Speisen auf Gleisen
Der slowakische Speisewagen
Etwas historisch anmutend wirken slowakische Fernzüge bei der
Einfahrt, denn schnelle Triebzüge wie sie als ICEs in Deutschland verbreitet, sind in der Slowakei fast noch nicht zu finden.
So verbinden die beiden größten Städte des Landes Bratislava und Kosice lange Reisezüge bestehend aus einer Lok und bis zu 10 „klassischen“ Reisezugwagen. Eine Fahrt auf dieser Hauptachse dauert in den schnellen IC-Zügen viereinhalb Stunden, in den langsameren langen „Express“- Zügen eine Stunde länger. Alle durchgehenden Züge auf der Relation führen einen Speisewagen, indem man die landschaftlich reizvolle Landschaft entlang des Tatragebirges oder den Seen um Liptovský Mikuláš am besten genießen kann.
Der Autor dieser Geschichte verbrachte auch schon mehrere Stunden im Speisewagen begonnen im Februar 2015 als er durchgefroren nach einer eiskalten Schneetour im Tatragebirge erstmals diese ganz andere Speisewagenkultur kennenlernte. Nach der Bestellung von Bratkartoffeln und eines Corden-Bleus und hörte man nicht etwa eine Mikrowelle, wie in westeuropäischen Speisewagen üblich, sondern aus der Küche kamen zunächst Klopfgeräusche und wenig später hört man es, wie es in einer Pfanne bruzzelte. Wenige Minuten später wurde dann auf dem Tisch ein frisch gebratenes heißes Gericht serviert. Eine bleibende Erinnerung, die wenige Jahre später mit Freunden zu mehreren kulinarischen Genussreisen durch die Slowakei führten.

——

== Aufgabe ==
Gib bitte aus dem Text über den slowakischen Speisewagen die Stelle zwischen „Speisen auf Gleisen“ und „nicht zu finden.“, beide eingeschlossen, wortgetreu wieder. Die Einträge stammen aus einer anderen Quelle als der Text über den slowakischen Speisewagen.

——

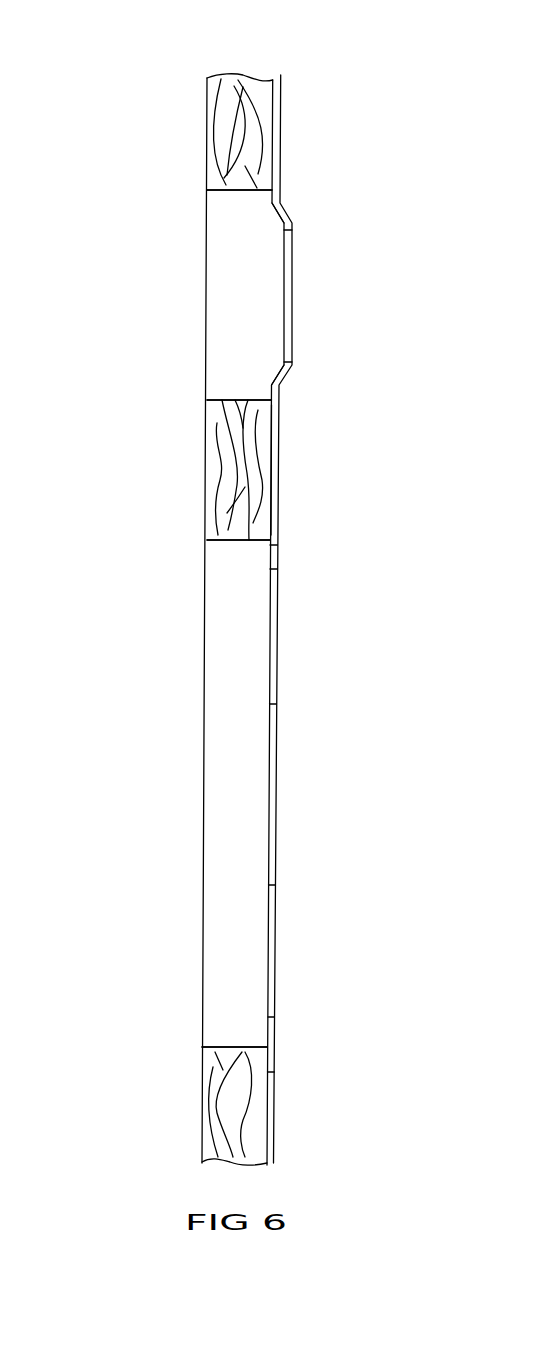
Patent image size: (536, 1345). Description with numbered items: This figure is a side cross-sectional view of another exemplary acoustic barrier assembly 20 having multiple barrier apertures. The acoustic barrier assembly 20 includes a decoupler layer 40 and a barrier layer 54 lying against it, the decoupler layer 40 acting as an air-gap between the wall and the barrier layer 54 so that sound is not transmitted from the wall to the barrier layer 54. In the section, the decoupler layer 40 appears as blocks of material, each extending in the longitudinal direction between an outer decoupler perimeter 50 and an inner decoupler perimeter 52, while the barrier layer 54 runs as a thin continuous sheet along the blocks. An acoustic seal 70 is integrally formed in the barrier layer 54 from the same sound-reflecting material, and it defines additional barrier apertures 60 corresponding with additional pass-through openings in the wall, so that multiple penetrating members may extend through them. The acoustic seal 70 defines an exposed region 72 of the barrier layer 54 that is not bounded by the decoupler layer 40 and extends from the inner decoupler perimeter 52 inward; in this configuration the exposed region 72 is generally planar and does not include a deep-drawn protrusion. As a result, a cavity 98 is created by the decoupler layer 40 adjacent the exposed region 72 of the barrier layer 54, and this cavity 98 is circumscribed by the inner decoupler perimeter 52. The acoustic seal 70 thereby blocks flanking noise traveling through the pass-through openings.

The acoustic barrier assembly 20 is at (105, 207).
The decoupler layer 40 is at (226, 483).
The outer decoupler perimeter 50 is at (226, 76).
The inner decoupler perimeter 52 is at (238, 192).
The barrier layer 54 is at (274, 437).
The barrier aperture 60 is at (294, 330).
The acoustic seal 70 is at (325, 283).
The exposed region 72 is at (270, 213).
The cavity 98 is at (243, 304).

——

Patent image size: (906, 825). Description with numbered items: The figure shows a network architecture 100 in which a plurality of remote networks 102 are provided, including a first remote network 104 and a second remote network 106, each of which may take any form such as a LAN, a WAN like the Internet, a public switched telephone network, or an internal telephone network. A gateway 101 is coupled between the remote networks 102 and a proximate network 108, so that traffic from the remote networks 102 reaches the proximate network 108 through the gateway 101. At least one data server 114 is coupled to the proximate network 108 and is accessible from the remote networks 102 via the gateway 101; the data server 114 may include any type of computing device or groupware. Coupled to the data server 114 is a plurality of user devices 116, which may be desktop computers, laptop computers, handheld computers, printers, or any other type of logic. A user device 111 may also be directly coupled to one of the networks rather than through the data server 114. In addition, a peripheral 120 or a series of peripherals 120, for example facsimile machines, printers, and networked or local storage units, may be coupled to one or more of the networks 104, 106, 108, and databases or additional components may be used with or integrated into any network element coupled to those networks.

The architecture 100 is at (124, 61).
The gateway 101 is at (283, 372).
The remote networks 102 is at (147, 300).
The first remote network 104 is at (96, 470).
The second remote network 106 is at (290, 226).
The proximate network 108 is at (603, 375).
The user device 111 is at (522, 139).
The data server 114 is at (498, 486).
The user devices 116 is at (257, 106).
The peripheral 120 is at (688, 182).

——

== Antwort ==
Speisen auf Gleisen
Der slowakische Speisewagen
Etwas historisch anmutend wirken slowakische Fernzüge bei der
Einfahrt, denn schnelle Triebzüge wie sie als ICEs in Deutschland verbreitet, sind in der Slowakei fast noch nicht zu finden.